begin
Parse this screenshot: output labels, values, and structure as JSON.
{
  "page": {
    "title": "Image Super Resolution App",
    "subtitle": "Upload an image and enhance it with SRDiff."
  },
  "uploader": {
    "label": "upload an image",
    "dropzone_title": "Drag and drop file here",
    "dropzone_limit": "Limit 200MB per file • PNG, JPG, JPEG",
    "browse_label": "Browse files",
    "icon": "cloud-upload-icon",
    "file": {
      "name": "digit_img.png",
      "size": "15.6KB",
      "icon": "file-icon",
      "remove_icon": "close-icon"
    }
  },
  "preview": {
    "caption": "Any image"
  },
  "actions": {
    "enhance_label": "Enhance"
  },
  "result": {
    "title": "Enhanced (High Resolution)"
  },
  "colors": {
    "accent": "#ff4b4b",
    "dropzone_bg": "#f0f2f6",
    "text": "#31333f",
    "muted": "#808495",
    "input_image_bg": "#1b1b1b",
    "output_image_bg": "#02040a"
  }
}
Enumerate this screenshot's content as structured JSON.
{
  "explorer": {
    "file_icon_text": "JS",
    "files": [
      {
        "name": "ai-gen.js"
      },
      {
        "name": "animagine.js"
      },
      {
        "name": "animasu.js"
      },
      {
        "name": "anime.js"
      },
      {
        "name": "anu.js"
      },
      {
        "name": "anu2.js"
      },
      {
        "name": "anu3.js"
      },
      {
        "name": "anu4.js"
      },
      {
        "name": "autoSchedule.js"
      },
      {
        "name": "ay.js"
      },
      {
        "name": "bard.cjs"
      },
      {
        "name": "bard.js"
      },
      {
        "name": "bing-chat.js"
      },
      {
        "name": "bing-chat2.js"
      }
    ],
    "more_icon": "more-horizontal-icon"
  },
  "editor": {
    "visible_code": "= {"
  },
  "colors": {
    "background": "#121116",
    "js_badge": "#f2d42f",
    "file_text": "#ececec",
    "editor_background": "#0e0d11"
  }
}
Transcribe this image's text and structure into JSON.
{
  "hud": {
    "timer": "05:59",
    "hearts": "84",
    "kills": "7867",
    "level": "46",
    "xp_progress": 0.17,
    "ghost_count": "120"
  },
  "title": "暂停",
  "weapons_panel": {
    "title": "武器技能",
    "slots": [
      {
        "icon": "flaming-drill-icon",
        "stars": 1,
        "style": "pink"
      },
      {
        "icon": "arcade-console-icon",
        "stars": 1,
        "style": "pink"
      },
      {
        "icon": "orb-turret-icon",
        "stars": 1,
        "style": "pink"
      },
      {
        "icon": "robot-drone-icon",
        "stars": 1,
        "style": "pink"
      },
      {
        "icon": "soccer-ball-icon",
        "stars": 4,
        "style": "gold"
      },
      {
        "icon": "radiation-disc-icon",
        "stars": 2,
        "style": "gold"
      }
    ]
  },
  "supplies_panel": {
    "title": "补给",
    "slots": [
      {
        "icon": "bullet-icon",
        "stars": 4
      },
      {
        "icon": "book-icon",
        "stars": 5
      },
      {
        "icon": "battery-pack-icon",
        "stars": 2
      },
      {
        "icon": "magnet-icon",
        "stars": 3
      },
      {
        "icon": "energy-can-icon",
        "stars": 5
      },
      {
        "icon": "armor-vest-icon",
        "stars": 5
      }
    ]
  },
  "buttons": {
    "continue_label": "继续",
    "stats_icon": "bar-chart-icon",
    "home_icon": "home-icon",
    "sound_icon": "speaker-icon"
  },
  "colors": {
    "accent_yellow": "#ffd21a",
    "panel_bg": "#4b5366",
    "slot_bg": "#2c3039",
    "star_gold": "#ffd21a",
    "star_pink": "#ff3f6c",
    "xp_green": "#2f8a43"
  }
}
end
Search the records for the word "this". Copy every line that has it.

Parse this screenshot: output labels, values, and structure as JSON.
Enumerate this screenshot's content as structured JSON.
Transcribe this image's text and structure into JSON.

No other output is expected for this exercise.